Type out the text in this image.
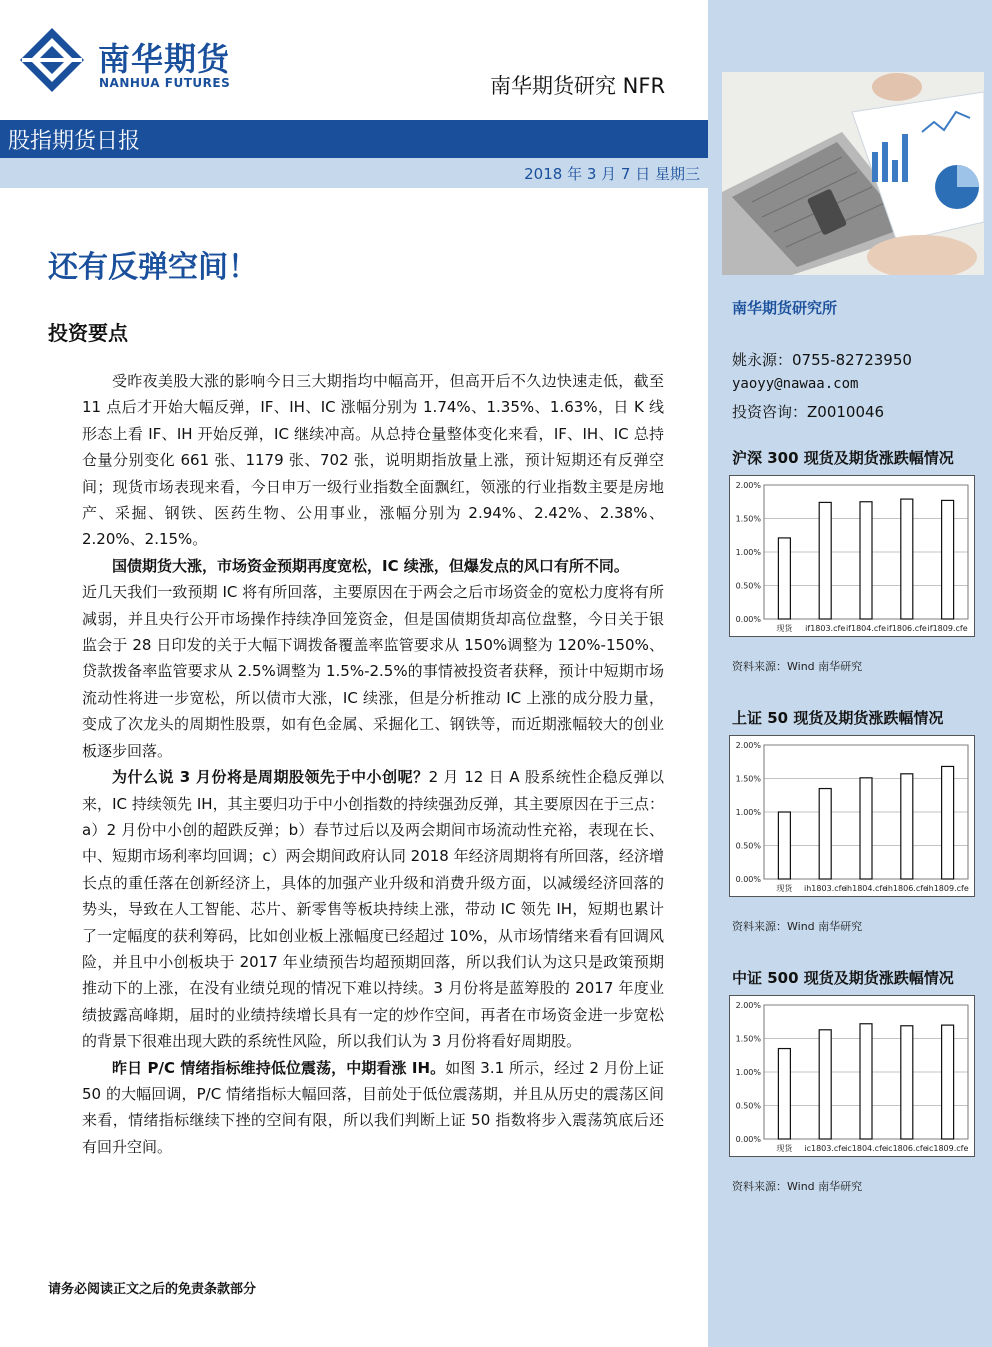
南华期货研究所
姚永源：0755-82723950
yaoyy@nawaa.com
投资咨询：Z0010046
沪深 300 现货及期货涨跌幅情况
0.00%
0.50%
1.00%
1.50%
2.00%
现货 if1803.cfe if1804.cfe if1806.cfe if1809.cfe
资料来源：Wind 南华研究
上证 50 现货及期货涨跌幅情况
0.00%
0.50%
1.00%
1.50%
2.00%
现货 ih1803.cfe
ih1804.cfe
ih1806.cfe
ih1809.cfe
资料来源：Wind 南华研究
中证 500 现货及期货涨跌幅情况
0.00%
0.50%
1.00%
1.50%
2.00%
现货 ic1803.cfe ic1804.cfe ic1806.cfe ic1809.cfe
资料来源：Wind 南华研究
南华期货
NANHUA FUTURES	南华期货研究 NFR
股指期货日报
2018 年 3 月 7 日 星期三
还有反弹空间！
投资要点

受昨夜美股大涨的影响今日三大期指均中幅高开，但高开后不久边快速走低，截至 11 点后才开始大幅反弹，IF、IH、IC 涨幅分别为 1.74%、1.35%、1.63%，日 K 线形态上看 IF、IH 开始反弹，IC 继续冲高。从总持仓量整体变化来看，IF、IH、IC 总持仓量分别变化 661 张、1179 张、702 张，说明期指放量上涨，预计短期还有反弹空间；现货市场表现来看，今日申万一级行业指数全面飘红，领涨的行业指数主要是房地产、采掘、钢铁、医药生物、公用事业，涨幅分别为 2.94%、2.42%、2.38%、2.20%、2.15%。

国债期货大涨，市场资金预期再度宽松，IC 续涨，但爆发点的风口有所不同。

近几天我们一致预期 IC 将有所回落，主要原因在于两会之后市场资金的宽松力度将有所减弱，并且央行公开市场操作持续净回笼资金，但是国债期货却高位盘整，今日关于银监会于 28 日印发的关于大幅下调拨备覆盖率监管要求从 150%调整为 120%-150%、贷款拨备率监管要求从 2.5%调整为 1.5%-2.5%的事情被投资者获释，预计中短期市场流动性将进一步宽松，所以债市大涨，IC 续涨，但是分析推动 IC 上涨的成分股力量，变成了次龙头的周期性股票，如有色金属、采掘化工、钢铁等，而近期涨幅较大的创业板逐步回落。

为什么说 3 月份将是周期股领先于中小创呢？2 月 12 日 A 股系统性企稳反弹以来，IC 持续领先 IH，其主要归功于中小创指数的持续强劲反弹，其主要原因在于三点：a）2 月份中小创的超跌反弹；b）春节过后以及两会期间市场流动性充裕，表现在长、中、短期市场利率均回调；c）两会期间政府认同 2018 年经济周期将有所回落，经济增长点的重任落在创新经济上，具体的加强产业升级和消费升级方面，以减缓经济回落的势头，导致在人工智能、芯片、新零售等板块持续上涨，带动 IC 领先 IH，短期也累计了一定幅度的获利筹码，比如创业板上涨幅度已经超过 10%，从市场情绪来看有回调风险，并且中小创板块于 2017 年业绩预告均超预期回落，所以我们认为这只是政策预期推动下的上涨，在没有业绩兑现的情况下难以持续。3 月份将是蓝筹股的 2017 年度业绩披露高峰期，届时的业绩持续增长具有一定的炒作空间，再者在市场资金进一步宽松的背景下很难出现大跌的系统性风险，所以我们认为 3 月份将看好周期股。

昨日 P/C 情绪指标维持低位震荡，中期看涨 IH。如图 3.1 所示，经过 2 月份上证 50 的大幅回调，P/C 情绪指标大幅回落，目前处于低位震荡期，并且从历史的震荡区间来看，情绪指标继续下挫的空间有限，所以我们判断上证 50 指数将步入震荡筑底后还有回升空间。

请务必阅读正文之后的免责条款部分
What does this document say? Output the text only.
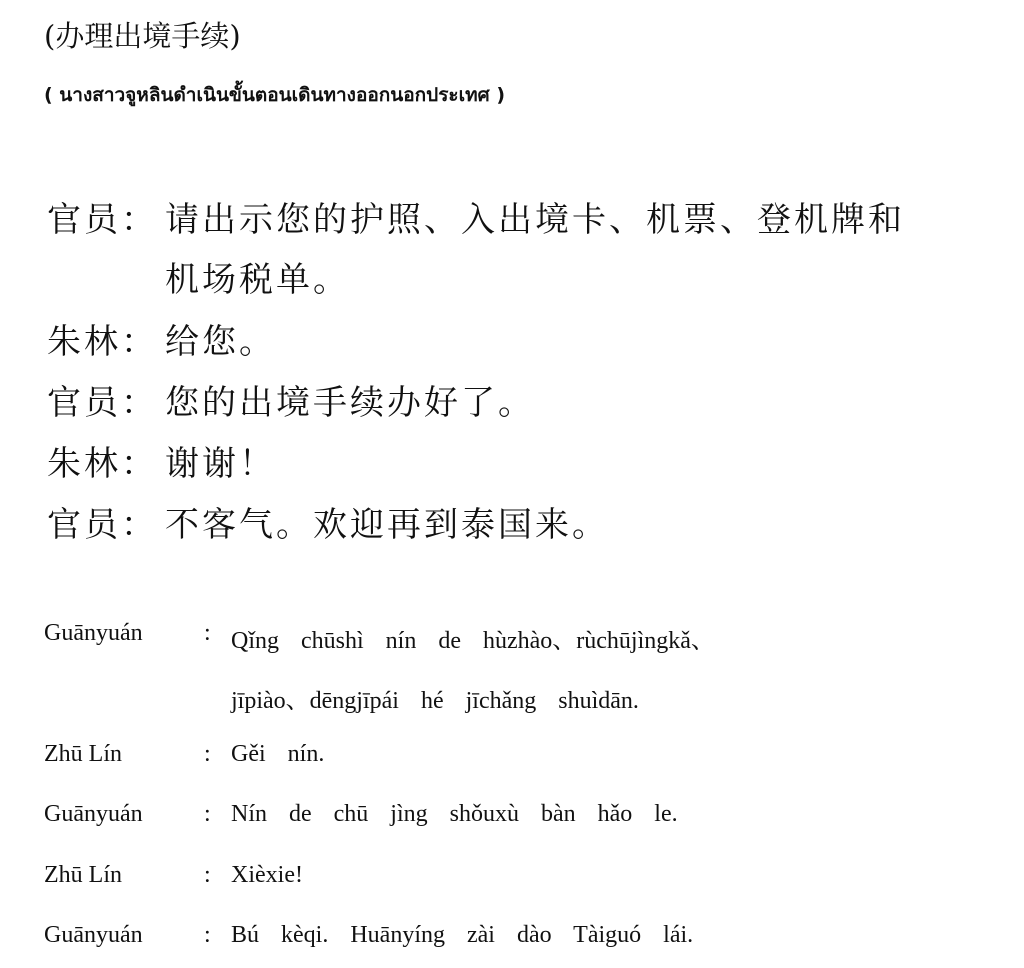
(办理出境手续)
( นางสาวจูหลินดำเนินขั้นตอนเดินทางออกนอกประเทศ )
官员： 请出示您的护照、入出境卡、机票、登机牌和
机场税单。
朱林： 给您。
官员： 您的出境手续办好了。
朱林： 谢谢！
官员： 不客气。欢迎再到泰国来。
Guānyuán	: Qǐng chūshì nín de hùzhào、rùchūjìngkǎ、
jīpiào、dēngjīpái hé jīchǎng shuìdān.
Zhū Lín	: Gěi nín.
Guānyuán	: Nín de chū jìng shǒuxù bàn hǎo le.
Zhū Lín	: Xièxie!
Guānyuán	: Bú kèqi. Huānyíng zài dào Tàiguó lái.
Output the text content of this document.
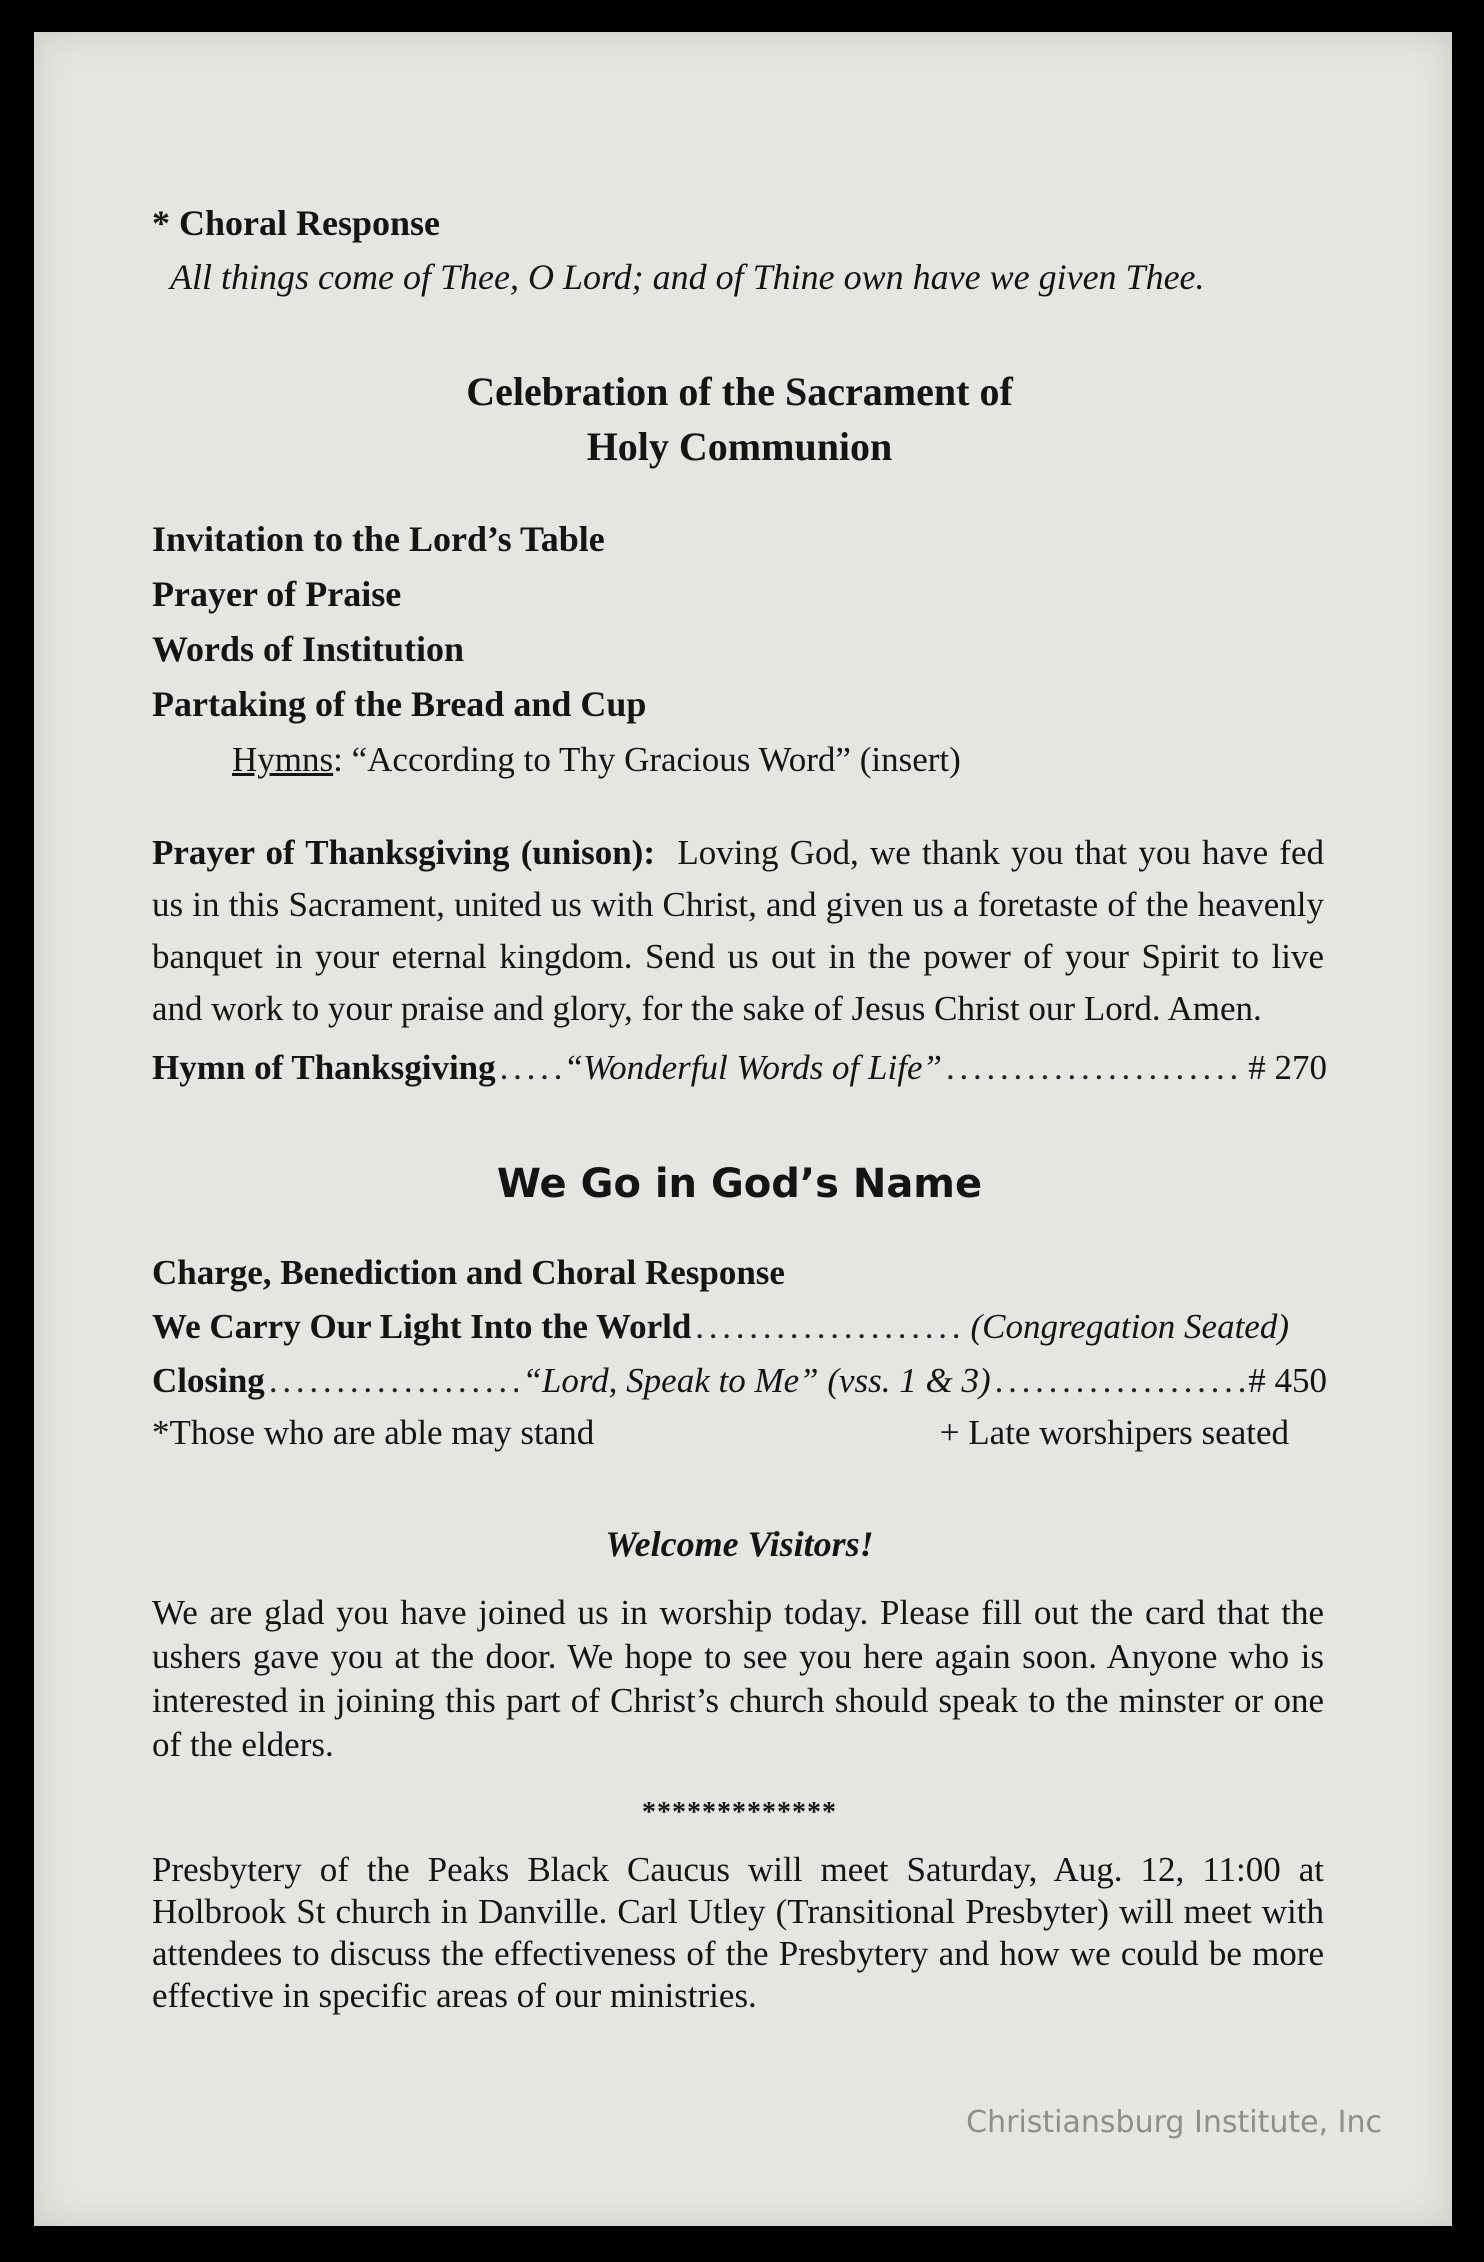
* Choral Response

All things come of Thee, O Lord; and of Thine own have we given Thee.

Celebration of the Sacrament of
Holy Communion
Invitation to the Lord’s Table
Prayer of Praise
Words of Institution
Partaking of the Bread and Cup
Hymns: “According to Thy Gracious Word” (insert)
Prayer of Thanksgiving (unison): Loving God, we thank you that you have fed us in this Sacrament, united us with Christ, and given us a foretaste of the heavenly banquet in your eternal kingdom. Send us out in the power of your Spirit to live and work to your praise and glory, for the sake of Jesus Christ our Lord. Amen.
Hymn of Thanksgiving . . . “Wonderful Words of Life” . . .	# 270
We Go in God’s Name
Charge, Benediction and Choral Response
We Carry Our Light Into the World . . .	(Congregation Seated)
Closing . . .	“Lord, Speak to Me” (vss. 1 & 3) . . .	# 450
*Those who are able may stand	+ Late worshipers seated
Welcome Visitors!
We are glad you have joined us in worship today. Please fill out the card that the ushers gave you at the door. We hope to see you here again soon. Anyone who is interested in joining this part of Christ’s church should speak to the minster or one of the elders.
*************
Presbytery of the Peaks Black Caucus will meet Saturday, Aug. 12, 11:00 at Holbrook St church in Danville. Carl Utley (Transitional Presbyter) will meet with attendees to discuss the effectiveness of the Presbytery and how we could be more effective in specific areas of our ministries.
Christiansburg Institute, Inc
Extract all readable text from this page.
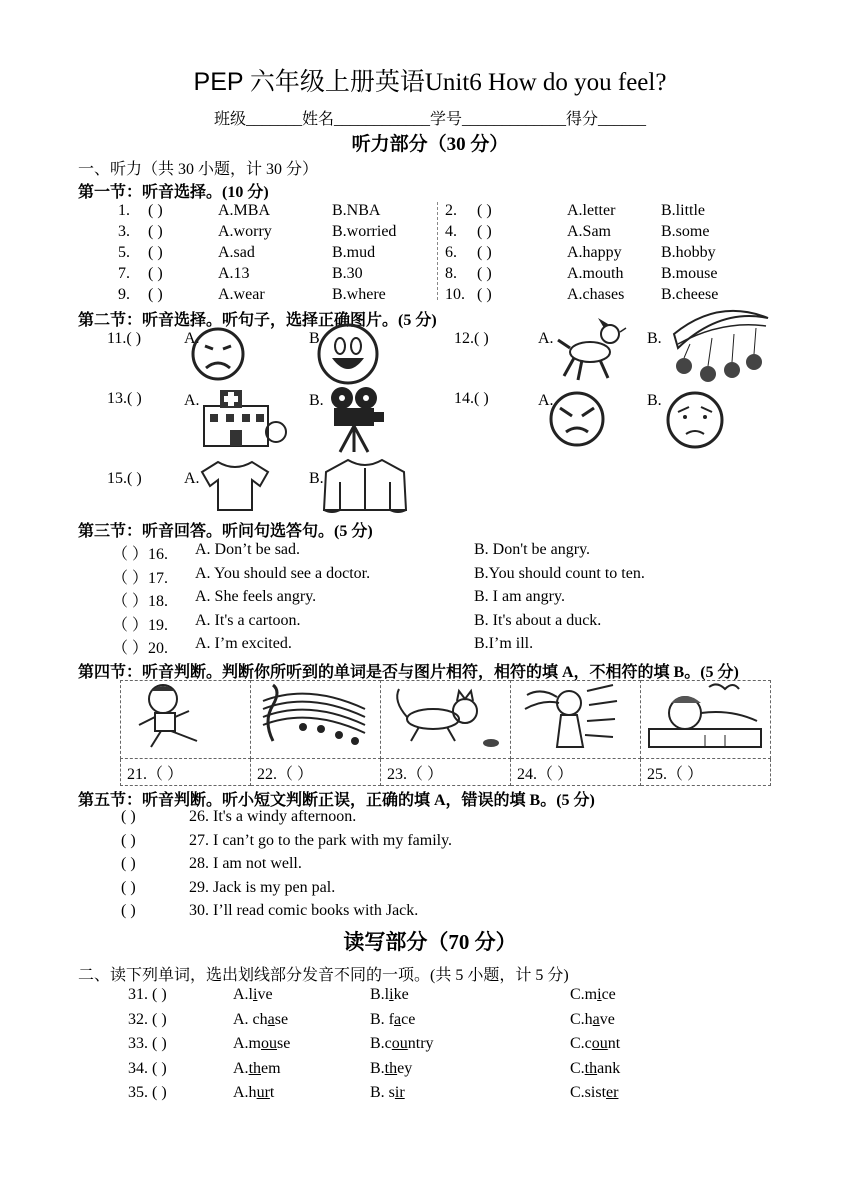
PEP 六年级上册英语Unit6 How do you feel?
班级_______姓名____________学号_____________得分______
听力部分（30 分）
一、听力（共 30 小题，计 30 分）
第一节：听音选择。(10 分)
1. ( )	A.MBA	B.NBA	2. ( )	A.letter	B.little
3. ( )	A.worry	B.worried	4. ( )	A.Sam	B.some
5. ( )	A.sad	B.mud	6. ( )	A.happy B.hobby
7. ( )	A.13	B.30	8. ( )	A.mouth B.mouse
9. ( )	A.wear	B.where	10. ( )	A.chases B.cheese
第二节：听音选择。听句子，选择正确图片。(5 分)
11.( )	A.	B.	12.( )	A.	B.
13.( )	A.	B.	14.( )	A.	B.
15.( )	A.	B.
第三节：听音回答。听问句选答句。(5 分)
（ ）16. A. Don’t be sad.	B. Don't be angry.
（ ）17. A. You should see a doctor.	B.You should count to ten.
（ ）18. A. She feels angry.	B. I am angry.
（ ）19. A. It's a cartoon.	B. It's about a duck.
（ ）20. A. I’m excited.	B.I’m ill.
第四节：听音判断。判断你所听到的单词是否与图片相符，相符的填 A，不相符的填 B。(5 分)

21.（ ）	22.（ ）	23.（ ）	24.（ ）	25.（ ）
第五节：听音判断。听小短文判断正误，正确的填 A，错误的填 B。(5 分)
( )	26. It's a windy afternoon.
( )	27. I can’t go to the park with my family.
( )	28. I am not well.
( )	29. Jack is my pen pal.
( )	30. I’ll read comic books with Jack.
读写部分（70 分）
二、读下列单词，选出划线部分发音不同的一项。(共 5 小题，计 5 分)
31. ( )	A.live	B.like	C.mice
32. ( )	A. chase	B. face	C.have
33. ( )	A.mouse	B.country	C.count
34. ( )	A.them	B.they	C.thank
35. ( )	A.hurt	B. sir	C.sister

_ _ _ _

_WHAT IS NEEDED:_
Starting at the line that holds "Extract all readable text from this page.", copy each line exactly through the end of the listing, both ends included. Leave the pictures out.

_FINAL RESULT:_
Extract all readable text from this page.
PEP 六年级上册英语Unit6 How do you feel?
班级_______姓名____________学号_____________得分______
听力部分（30 分）
一、听力（共 30 小题，计 30 分）
第一节：听音选择。(10 分)
1. ( )	A.MBA	B.NBA	2. ( )	A.letter	B.little
3. ( )	A.worry	B.worried	4. ( )	A.Sam	B.some
5. ( )	A.sad	B.mud	6. ( )	A.happy B.hobby
7. ( )	A.13	B.30	8. ( )	A.mouth B.mouse
9. ( )	A.wear	B.where	10. ( )	A.chases B.cheese
第二节：听音选择。听句子，选择正确图片。(5 分)
11.( )	A.	B.	12.( )	A.	B.
13.( )	A.	B.	14.( )	A.	B.
15.( )	A.	B.
第三节：听音回答。听问句选答句。(5 分)
（ ）16. A. Don’t be sad.	B. Don't be angry.
（ ）17. A. You should see a doctor.	B.You should count to ten.
（ ）18. A. She feels angry.	B. I am angry.
（ ）19. A. It's a cartoon.	B. It's about a duck.
（ ）20. A. I’m excited.	B.I’m ill.
第四节：听音判断。判断你所听到的单词是否与图片相符，相符的填 A，不相符的填 B。(5 分)

21.（ ）	22.（ ）	23.（ ）	24.（ ）	25.（ ）
第五节：听音判断。听小短文判断正误，正确的填 A，错误的填 B。(5 分)
( )	26. It's a windy afternoon.
( )	27. I can’t go to the park with my family.
( )	28. I am not well.
( )	29. Jack is my pen pal.
( )	30. I’ll read comic books with Jack.
读写部分（70 分）
二、读下列单词，选出划线部分发音不同的一项。(共 5 小题，计 5 分)
31. ( )	A.live	B.like	C.mice
32. ( )	A. chase	B. face	C.have
33. ( )	A.mouse	B.country	C.count
34. ( )	A.them	B.they	C.thank
35. ( )	A.hurt	B. sir	C.sister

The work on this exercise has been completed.